▶ _Problem description_: From the entries below, count every line that contains the word "thumbnail". Please give the number and nothing else.

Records
**********
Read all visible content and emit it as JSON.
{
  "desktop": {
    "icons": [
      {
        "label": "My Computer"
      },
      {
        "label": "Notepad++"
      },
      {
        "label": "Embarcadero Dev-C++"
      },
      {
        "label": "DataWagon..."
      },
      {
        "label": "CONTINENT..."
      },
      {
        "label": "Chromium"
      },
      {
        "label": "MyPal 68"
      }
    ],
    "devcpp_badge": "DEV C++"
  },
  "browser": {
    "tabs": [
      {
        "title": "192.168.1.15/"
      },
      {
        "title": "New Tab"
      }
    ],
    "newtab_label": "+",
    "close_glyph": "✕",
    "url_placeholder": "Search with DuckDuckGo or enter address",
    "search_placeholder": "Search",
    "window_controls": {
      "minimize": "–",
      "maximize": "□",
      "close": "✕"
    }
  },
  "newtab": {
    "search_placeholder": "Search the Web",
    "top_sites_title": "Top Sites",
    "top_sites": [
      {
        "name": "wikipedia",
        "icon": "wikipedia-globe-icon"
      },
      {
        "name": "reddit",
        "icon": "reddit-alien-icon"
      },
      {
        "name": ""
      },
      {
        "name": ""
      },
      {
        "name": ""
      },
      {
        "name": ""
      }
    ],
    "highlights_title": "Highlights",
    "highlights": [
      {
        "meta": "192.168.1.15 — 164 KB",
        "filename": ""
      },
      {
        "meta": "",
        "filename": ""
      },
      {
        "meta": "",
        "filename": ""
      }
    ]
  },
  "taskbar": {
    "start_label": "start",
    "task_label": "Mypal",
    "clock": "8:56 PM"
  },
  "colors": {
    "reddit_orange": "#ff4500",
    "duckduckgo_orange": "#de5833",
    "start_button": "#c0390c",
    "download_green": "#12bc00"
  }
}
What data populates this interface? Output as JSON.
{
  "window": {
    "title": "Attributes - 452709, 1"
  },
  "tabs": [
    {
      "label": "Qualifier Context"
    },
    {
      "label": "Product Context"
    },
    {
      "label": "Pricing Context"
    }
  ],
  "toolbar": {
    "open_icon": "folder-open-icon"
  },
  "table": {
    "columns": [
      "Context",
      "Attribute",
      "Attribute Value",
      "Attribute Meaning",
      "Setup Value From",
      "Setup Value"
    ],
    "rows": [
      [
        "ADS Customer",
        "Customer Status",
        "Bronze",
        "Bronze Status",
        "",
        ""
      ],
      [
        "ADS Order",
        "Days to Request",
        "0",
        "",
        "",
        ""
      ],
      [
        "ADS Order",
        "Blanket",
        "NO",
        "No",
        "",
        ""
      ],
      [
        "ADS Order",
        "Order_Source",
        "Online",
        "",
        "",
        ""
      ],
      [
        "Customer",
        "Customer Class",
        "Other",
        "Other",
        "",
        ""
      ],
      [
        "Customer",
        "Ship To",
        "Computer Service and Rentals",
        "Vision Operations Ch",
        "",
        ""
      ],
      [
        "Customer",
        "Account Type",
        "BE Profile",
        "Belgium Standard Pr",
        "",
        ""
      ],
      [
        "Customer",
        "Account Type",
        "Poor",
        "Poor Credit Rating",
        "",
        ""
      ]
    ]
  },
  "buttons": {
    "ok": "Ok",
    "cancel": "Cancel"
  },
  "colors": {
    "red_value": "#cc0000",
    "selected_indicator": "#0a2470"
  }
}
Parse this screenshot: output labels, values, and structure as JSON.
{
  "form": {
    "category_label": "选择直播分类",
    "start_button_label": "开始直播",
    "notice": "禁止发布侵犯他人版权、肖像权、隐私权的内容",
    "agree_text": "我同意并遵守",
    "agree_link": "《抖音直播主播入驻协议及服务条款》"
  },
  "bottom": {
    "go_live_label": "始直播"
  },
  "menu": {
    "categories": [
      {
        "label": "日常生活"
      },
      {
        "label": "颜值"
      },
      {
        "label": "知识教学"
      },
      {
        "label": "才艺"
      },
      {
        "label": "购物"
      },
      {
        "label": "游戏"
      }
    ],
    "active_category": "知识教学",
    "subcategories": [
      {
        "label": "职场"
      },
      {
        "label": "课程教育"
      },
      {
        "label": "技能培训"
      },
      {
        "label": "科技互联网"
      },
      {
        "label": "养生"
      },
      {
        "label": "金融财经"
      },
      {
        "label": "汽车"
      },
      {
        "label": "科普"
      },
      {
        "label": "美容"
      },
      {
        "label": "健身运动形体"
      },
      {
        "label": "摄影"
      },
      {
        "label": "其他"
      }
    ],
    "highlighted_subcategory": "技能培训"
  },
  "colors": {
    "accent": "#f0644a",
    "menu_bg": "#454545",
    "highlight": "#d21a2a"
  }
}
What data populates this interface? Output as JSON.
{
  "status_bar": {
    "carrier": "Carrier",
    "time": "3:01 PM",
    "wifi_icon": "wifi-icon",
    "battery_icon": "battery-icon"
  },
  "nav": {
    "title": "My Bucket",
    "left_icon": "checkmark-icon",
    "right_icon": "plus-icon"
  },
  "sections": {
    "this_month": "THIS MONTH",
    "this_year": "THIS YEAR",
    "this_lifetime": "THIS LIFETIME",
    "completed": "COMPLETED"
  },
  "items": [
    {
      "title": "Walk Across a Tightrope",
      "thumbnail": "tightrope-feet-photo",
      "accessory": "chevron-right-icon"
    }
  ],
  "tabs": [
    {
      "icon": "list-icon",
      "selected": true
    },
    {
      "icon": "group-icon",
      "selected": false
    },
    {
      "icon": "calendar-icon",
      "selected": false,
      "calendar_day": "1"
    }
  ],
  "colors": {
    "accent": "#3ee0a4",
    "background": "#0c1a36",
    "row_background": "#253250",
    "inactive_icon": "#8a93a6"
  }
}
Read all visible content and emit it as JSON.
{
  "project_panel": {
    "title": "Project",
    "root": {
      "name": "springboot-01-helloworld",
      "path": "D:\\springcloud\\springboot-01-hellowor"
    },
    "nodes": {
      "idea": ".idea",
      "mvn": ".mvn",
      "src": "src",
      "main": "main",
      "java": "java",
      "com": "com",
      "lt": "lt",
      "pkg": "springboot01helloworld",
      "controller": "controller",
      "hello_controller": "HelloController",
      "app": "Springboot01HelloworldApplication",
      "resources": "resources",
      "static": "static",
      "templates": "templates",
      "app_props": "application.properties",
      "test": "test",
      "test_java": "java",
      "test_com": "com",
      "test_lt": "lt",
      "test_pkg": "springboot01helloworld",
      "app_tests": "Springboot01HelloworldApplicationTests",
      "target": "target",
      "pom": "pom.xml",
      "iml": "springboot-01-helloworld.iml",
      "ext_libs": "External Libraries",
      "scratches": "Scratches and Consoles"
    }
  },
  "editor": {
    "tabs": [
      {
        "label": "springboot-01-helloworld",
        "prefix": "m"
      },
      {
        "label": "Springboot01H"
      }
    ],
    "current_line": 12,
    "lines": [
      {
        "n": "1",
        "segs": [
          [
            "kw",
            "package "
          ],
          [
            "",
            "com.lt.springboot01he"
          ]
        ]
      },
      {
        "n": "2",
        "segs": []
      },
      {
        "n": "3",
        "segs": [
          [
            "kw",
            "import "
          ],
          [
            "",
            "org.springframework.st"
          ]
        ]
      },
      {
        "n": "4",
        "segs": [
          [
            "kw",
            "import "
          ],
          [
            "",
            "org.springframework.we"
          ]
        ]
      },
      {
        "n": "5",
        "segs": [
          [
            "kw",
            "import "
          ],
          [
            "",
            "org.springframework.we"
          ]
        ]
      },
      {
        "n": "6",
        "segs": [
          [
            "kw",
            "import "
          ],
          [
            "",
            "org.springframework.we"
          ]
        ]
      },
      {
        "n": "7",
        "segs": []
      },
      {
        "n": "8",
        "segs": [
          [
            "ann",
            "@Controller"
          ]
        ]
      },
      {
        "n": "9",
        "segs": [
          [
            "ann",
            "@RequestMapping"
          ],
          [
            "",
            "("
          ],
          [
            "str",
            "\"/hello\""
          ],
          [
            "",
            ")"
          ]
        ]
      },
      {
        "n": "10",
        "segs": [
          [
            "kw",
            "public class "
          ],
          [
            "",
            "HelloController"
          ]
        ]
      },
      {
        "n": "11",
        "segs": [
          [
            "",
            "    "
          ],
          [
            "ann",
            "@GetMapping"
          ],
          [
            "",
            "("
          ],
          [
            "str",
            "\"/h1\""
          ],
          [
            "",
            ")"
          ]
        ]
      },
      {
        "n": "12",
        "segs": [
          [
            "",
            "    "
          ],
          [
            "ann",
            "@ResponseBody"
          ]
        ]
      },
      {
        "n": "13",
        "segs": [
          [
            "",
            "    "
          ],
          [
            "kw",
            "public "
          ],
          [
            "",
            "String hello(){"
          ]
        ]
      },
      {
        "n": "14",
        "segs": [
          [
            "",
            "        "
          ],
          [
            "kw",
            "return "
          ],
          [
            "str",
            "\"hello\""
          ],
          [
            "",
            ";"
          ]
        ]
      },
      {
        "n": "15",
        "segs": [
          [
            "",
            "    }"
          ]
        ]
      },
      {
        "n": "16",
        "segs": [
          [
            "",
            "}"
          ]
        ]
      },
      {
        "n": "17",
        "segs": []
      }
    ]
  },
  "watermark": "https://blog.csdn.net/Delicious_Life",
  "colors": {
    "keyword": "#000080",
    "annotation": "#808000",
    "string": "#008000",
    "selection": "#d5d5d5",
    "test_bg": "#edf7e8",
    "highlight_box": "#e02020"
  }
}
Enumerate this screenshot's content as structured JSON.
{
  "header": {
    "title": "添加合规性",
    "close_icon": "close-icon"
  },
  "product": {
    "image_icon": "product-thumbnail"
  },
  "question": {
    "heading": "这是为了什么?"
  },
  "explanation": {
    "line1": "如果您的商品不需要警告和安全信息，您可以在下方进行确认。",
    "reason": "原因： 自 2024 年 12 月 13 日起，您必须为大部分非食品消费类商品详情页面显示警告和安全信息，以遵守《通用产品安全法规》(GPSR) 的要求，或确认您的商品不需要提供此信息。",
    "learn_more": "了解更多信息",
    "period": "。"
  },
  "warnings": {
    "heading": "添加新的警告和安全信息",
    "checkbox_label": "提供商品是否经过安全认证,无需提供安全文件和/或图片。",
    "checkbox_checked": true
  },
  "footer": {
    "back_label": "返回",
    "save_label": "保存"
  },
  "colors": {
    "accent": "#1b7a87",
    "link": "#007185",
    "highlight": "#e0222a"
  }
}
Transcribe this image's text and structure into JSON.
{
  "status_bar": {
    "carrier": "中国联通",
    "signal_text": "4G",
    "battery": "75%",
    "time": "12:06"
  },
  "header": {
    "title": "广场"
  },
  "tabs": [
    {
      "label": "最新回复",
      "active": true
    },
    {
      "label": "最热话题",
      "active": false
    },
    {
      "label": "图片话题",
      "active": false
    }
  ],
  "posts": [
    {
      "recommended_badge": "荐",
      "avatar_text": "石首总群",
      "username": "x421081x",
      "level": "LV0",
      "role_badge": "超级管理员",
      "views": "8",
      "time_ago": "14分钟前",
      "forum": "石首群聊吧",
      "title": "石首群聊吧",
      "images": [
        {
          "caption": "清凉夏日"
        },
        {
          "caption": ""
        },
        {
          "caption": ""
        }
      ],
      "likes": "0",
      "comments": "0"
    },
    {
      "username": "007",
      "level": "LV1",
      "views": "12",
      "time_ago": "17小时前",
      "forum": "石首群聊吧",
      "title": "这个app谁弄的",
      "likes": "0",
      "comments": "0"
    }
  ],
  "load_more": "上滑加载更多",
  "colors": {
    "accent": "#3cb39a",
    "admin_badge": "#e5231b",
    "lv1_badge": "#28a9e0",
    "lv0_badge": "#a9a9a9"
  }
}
**********
▶ _Task result_: 2